**SOURCE MATERIAL**.
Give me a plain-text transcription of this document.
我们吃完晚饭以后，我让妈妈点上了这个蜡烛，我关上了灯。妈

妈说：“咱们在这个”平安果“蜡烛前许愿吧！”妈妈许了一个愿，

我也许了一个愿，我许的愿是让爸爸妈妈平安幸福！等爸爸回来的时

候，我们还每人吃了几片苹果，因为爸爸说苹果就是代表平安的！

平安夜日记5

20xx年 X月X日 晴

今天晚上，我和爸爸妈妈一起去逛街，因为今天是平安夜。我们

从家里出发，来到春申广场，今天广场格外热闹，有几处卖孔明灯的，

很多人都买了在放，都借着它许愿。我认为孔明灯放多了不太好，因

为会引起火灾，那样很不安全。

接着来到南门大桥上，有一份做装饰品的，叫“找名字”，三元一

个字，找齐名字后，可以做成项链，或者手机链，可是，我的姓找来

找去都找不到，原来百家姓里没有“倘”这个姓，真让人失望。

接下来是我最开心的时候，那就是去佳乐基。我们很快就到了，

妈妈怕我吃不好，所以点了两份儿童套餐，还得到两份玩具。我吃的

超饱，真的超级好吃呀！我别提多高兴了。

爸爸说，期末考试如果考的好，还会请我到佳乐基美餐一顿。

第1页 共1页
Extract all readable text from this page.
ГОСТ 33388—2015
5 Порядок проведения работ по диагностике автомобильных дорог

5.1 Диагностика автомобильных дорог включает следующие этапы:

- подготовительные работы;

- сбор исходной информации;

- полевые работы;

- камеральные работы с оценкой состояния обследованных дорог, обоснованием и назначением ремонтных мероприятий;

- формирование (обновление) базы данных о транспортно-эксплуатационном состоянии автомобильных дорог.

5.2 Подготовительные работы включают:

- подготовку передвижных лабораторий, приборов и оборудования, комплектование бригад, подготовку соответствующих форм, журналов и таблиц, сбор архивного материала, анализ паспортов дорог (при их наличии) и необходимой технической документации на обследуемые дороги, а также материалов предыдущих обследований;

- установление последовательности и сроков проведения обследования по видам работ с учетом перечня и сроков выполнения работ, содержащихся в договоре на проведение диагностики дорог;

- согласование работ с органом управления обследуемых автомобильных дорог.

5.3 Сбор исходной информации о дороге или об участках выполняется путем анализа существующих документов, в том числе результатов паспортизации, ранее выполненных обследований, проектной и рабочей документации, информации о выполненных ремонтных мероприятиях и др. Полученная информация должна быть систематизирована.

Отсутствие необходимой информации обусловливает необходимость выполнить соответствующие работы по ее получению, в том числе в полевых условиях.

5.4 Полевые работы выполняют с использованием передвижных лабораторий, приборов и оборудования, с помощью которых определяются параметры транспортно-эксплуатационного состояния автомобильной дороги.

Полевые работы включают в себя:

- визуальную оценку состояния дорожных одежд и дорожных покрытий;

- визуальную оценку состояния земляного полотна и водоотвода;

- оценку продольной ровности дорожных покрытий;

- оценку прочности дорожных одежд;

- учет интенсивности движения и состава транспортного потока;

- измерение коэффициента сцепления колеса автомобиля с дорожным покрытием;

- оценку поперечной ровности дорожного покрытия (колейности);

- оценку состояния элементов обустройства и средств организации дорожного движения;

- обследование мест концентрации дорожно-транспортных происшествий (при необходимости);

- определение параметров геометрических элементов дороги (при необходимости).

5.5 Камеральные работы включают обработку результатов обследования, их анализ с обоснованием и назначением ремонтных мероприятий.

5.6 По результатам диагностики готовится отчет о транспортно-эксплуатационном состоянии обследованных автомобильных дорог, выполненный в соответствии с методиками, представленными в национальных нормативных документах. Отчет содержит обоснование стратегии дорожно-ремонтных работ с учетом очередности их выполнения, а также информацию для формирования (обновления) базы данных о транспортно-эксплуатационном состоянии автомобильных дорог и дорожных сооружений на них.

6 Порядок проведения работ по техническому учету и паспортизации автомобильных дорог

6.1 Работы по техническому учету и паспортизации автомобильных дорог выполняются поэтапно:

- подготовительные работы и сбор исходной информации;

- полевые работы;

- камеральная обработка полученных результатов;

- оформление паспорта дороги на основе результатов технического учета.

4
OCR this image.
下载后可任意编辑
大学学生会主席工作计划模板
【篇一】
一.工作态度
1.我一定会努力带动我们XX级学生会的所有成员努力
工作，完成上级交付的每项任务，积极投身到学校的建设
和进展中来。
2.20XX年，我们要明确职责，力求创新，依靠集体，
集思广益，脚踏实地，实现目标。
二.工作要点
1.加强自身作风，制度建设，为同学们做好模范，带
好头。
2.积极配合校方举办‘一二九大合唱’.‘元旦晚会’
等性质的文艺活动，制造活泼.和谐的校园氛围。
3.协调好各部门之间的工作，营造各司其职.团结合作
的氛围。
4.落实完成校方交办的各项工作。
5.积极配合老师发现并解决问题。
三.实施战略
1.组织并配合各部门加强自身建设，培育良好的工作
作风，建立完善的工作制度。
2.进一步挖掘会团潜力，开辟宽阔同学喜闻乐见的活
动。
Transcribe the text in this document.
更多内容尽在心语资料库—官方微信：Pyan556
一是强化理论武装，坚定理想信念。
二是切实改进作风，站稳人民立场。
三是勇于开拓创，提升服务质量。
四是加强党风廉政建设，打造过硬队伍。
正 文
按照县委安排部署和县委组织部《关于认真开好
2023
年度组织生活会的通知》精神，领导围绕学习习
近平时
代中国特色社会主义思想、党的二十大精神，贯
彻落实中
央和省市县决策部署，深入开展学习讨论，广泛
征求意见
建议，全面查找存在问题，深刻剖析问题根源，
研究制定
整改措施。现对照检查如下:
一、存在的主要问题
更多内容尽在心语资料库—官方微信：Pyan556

**WHAT THE TASK REQUIRES**. Out of the material above, select every line that holds the string "учету".

**WRITTEN RESPONSE**.
6 Порядок проведения работ по техническому учету и паспортизации автомобильных дорог
6.1 Работы по техническому учету и паспортизации автомобильных дорог выполняются поэтапно:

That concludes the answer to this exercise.